-- begin Record list --

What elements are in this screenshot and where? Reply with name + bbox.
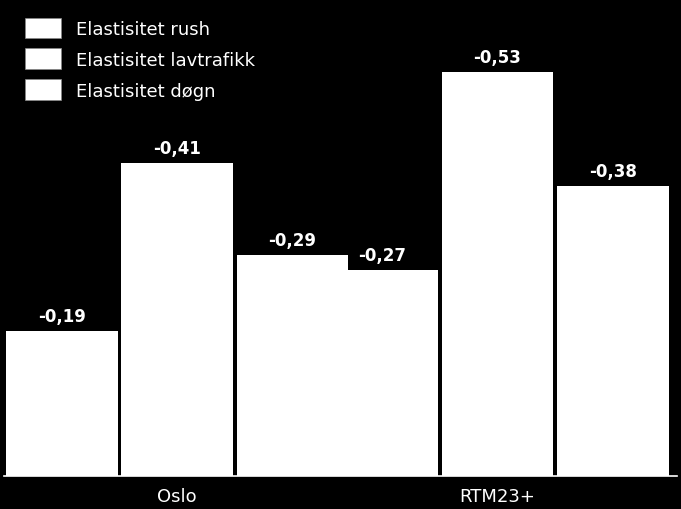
Bar (557, 187, 669, 476)
Bar (326, 270, 438, 476)
Text: -0,29: -0,29 (268, 231, 317, 249)
Legend: Elastisitet rush, Elastisitet lavtrafikk, Elastisitet døgn: Elastisitet rush, Elastisitet lavtrafikk… (20, 13, 260, 106)
Text: -0,27: -0,27 (358, 246, 406, 264)
Text: -0,19: -0,19 (38, 307, 86, 325)
Bar (441, 73, 554, 476)
Text: -0,38: -0,38 (589, 163, 637, 181)
Bar (236, 255, 349, 476)
Bar (121, 164, 233, 476)
Bar (6, 331, 118, 476)
Text: -0,53: -0,53 (473, 48, 522, 67)
Text: -0,41: -0,41 (153, 140, 201, 158)
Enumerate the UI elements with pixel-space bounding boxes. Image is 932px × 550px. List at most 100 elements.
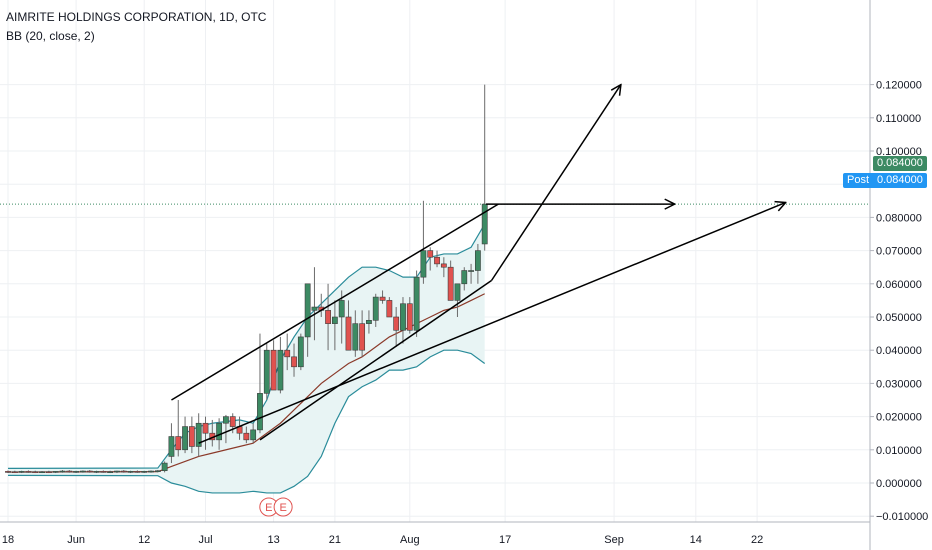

-- end Record list --

• [Problem to work on] Report every line above that contains the string "with", copying each such line in full. Case counts when matching.

• [Answer to this task]
What elements are in this screenshot and where? Reply with name + bbox.
Enumerate the UI elements with pixel-space bounding boxes. Image is 932px × 550px. List at most 100 elements.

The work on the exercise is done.